● **What needs to be done**: Reproduce the listing below without changes, except that pictures are left out.

● **Records shown**:
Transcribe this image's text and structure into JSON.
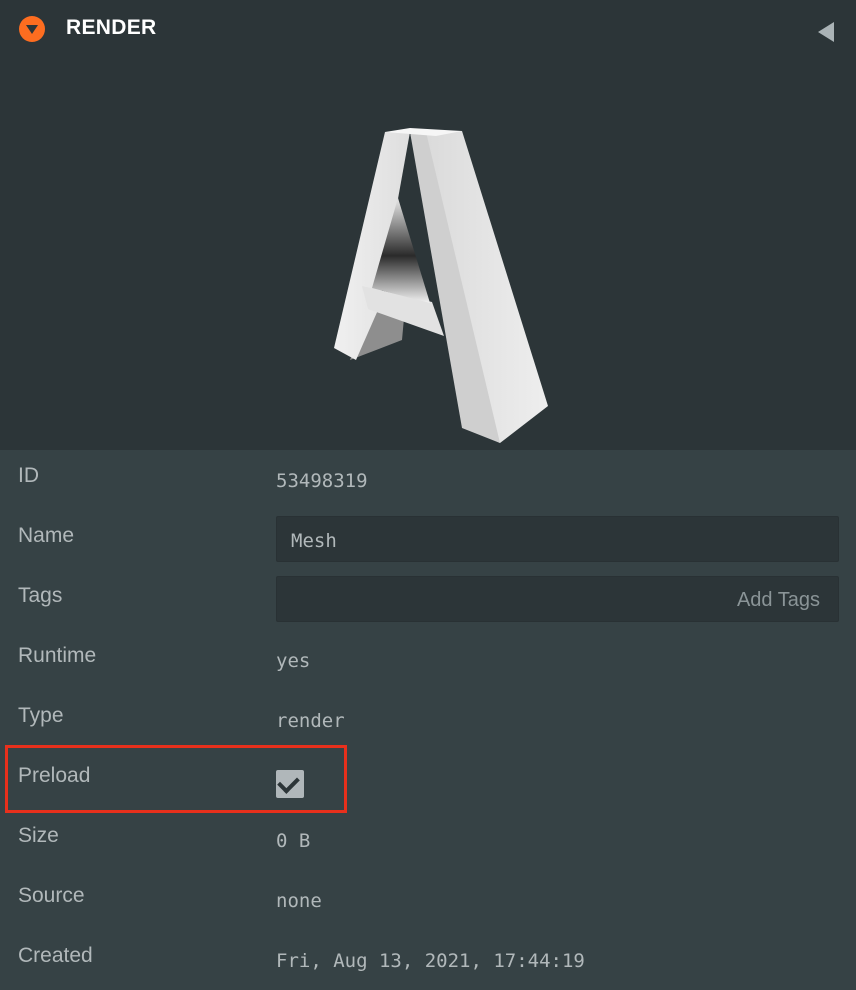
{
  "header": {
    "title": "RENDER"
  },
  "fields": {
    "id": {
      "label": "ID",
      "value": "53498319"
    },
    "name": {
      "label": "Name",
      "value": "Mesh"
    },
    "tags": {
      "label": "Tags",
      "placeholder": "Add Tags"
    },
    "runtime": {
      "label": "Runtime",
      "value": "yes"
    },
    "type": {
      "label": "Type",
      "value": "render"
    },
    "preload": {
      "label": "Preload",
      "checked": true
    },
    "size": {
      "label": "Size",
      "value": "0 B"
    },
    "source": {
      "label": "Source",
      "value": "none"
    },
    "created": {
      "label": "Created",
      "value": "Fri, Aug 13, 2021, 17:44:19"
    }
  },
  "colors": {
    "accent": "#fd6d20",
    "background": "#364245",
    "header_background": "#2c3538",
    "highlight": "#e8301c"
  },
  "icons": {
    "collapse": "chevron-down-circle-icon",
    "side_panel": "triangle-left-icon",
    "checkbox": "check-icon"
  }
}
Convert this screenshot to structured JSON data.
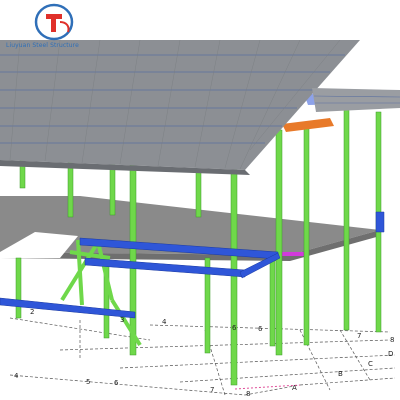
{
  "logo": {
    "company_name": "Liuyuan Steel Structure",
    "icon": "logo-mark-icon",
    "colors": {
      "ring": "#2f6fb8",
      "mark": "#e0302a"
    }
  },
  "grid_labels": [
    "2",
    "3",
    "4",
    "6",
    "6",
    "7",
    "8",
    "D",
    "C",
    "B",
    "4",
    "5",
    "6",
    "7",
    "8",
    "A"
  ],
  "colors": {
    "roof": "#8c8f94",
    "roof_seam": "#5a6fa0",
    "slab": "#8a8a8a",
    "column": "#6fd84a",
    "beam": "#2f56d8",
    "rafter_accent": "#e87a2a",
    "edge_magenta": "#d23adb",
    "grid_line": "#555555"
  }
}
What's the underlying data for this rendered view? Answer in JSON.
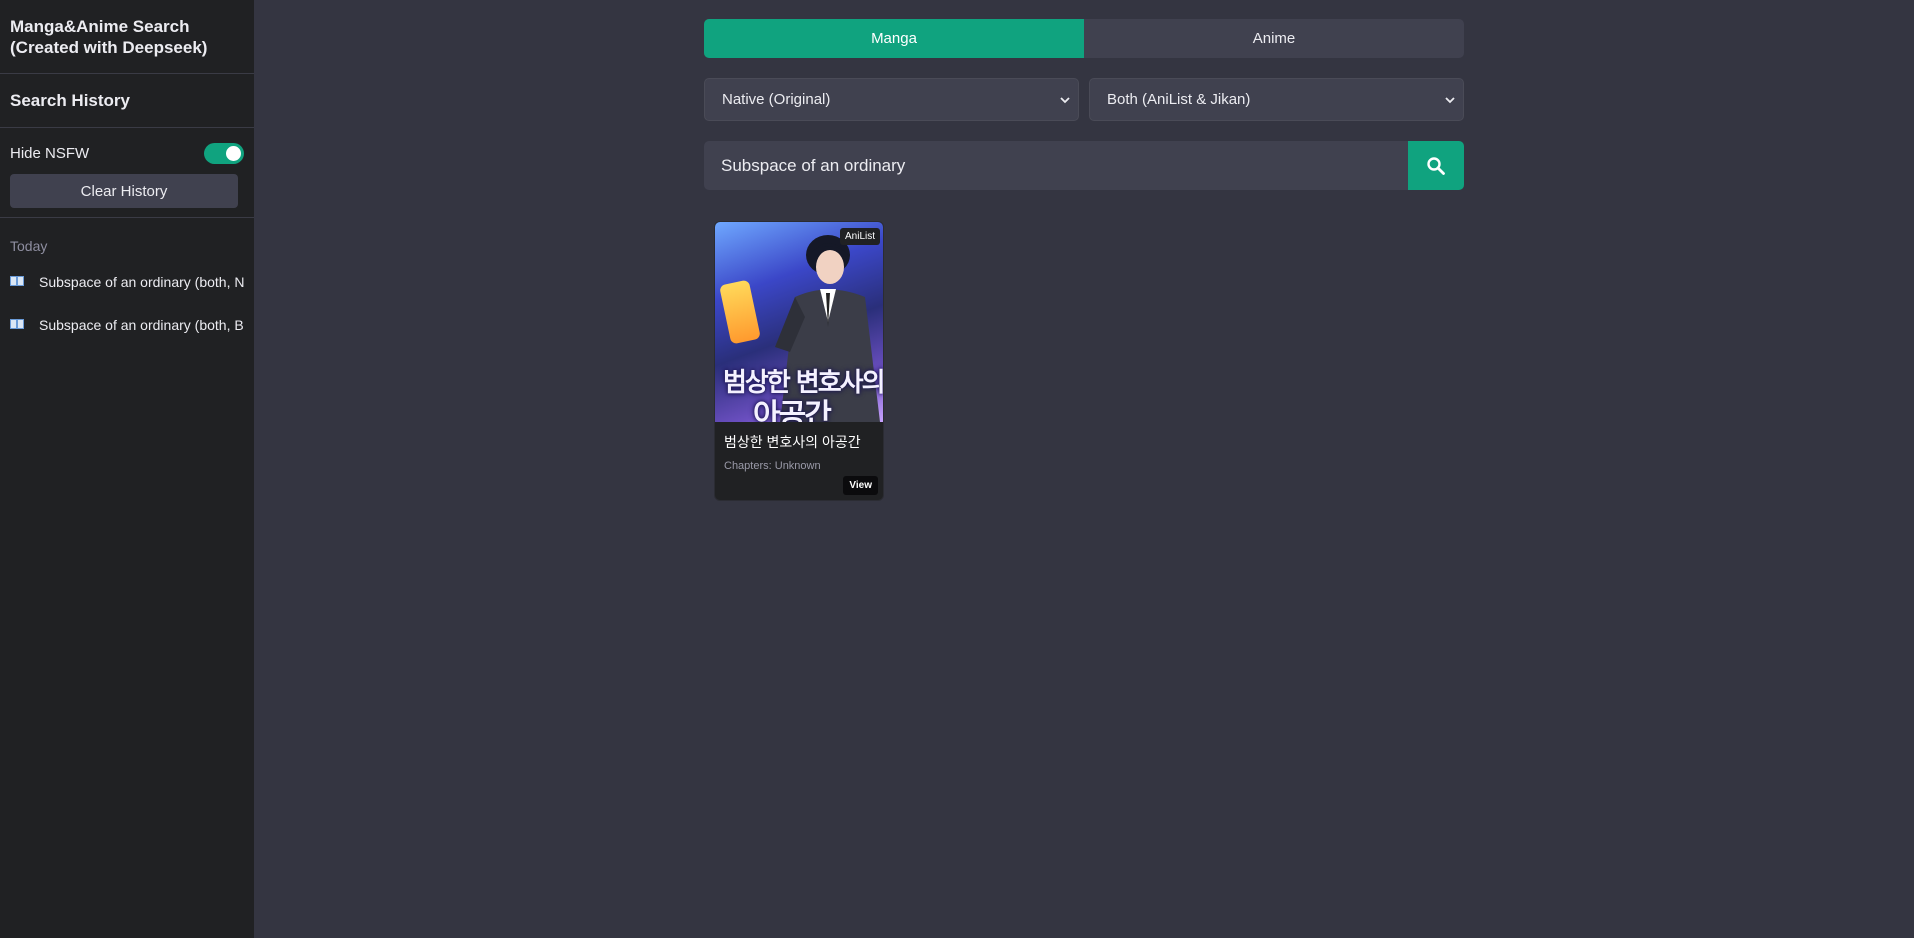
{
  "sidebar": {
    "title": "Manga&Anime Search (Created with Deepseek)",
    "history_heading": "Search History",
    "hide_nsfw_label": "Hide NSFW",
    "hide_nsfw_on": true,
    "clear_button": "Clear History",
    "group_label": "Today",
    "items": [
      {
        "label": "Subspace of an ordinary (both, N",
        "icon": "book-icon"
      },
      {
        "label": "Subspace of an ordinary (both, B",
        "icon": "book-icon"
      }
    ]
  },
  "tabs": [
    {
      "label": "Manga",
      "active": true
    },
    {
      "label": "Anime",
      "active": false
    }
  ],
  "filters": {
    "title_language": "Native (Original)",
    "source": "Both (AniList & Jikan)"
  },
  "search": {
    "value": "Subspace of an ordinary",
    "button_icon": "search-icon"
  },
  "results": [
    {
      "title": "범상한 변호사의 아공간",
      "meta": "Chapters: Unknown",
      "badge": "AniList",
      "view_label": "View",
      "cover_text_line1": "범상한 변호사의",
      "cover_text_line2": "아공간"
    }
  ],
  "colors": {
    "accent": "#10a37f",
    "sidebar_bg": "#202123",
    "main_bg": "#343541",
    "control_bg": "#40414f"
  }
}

● **Worked answer**:
Transcribe this image's text and structure into JSON.
{
  "header": {
    "title": "RENDER"
  },
  "fields": {
    "id": {
      "label": "ID",
      "value": "53498319"
    },
    "name": {
      "label": "Name",
      "value": "Mesh"
    },
    "tags": {
      "label": "Tags",
      "placeholder": "Add Tags"
    },
    "runtime": {
      "label": "Runtime",
      "value": "yes"
    },
    "type": {
      "label": "Type",
      "value": "render"
    },
    "preload": {
      "label": "Preload",
      "checked": true
    },
    "size": {
      "label": "Size",
      "value": "0 B"
    },
    "source": {
      "label": "Source",
      "value": "none"
    },
    "created": {
      "label": "Created",
      "value": "Fri, Aug 13, 2021, 17:44:19"
    }
  },
  "colors": {
    "accent": "#fd6d20",
    "background": "#364245",
    "header_background": "#2c3538",
    "highlight": "#e8301c"
  },
  "icons": {
    "collapse": "chevron-down-circle-icon",
    "side_panel": "triangle-left-icon",
    "checkbox": "check-icon"
  }
}
Convert this screenshot to structured JSON data.
{
  "logo": {
    "company_name": "Liuyuan Steel Structure",
    "icon": "logo-mark-icon",
    "colors": {
      "ring": "#2f6fb8",
      "mark": "#e0302a"
    }
  },
  "grid_labels": [
    "2",
    "3",
    "4",
    "6",
    "6",
    "7",
    "8",
    "D",
    "C",
    "B",
    "4",
    "5",
    "6",
    "7",
    "8",
    "A"
  ],
  "colors": {
    "roof": "#8c8f94",
    "roof_seam": "#5a6fa0",
    "slab": "#8a8a8a",
    "column": "#6fd84a",
    "beam": "#2f56d8",
    "rafter_accent": "#e87a2a",
    "edge_magenta": "#d23adb",
    "grid_line": "#555555"
  }
}
What's the underlying data for this rendered view? Answer in JSON.
{
  "sidebar": {
    "title": "Manga&Anime Search (Created with Deepseek)",
    "history_heading": "Search History",
    "hide_nsfw_label": "Hide NSFW",
    "hide_nsfw_on": true,
    "clear_button": "Clear History",
    "group_label": "Today",
    "items": [
      {
        "label": "Subspace of an ordinary (both, N",
        "icon": "book-icon"
      },
      {
        "label": "Subspace of an ordinary (both, B",
        "icon": "book-icon"
      }
    ]
  },
  "tabs": [
    {
      "label": "Manga",
      "active": true
    },
    {
      "label": "Anime",
      "active": false
    }
  ],
  "filters": {
    "title_language": "Native (Original)",
    "source": "Both (AniList & Jikan)"
  },
  "search": {
    "value": "Subspace of an ordinary",
    "button_icon": "search-icon"
  },
  "results": [
    {
      "title": "범상한 변호사의 아공간",
      "meta": "Chapters: Unknown",
      "badge": "AniList",
      "view_label": "View",
      "cover_text_line1": "범상한 변호사의",
      "cover_text_line2": "아공간"
    }
  ],
  "colors": {
    "accent": "#10a37f",
    "sidebar_bg": "#202123",
    "main_bg": "#343541",
    "control_bg": "#40414f"
  }
}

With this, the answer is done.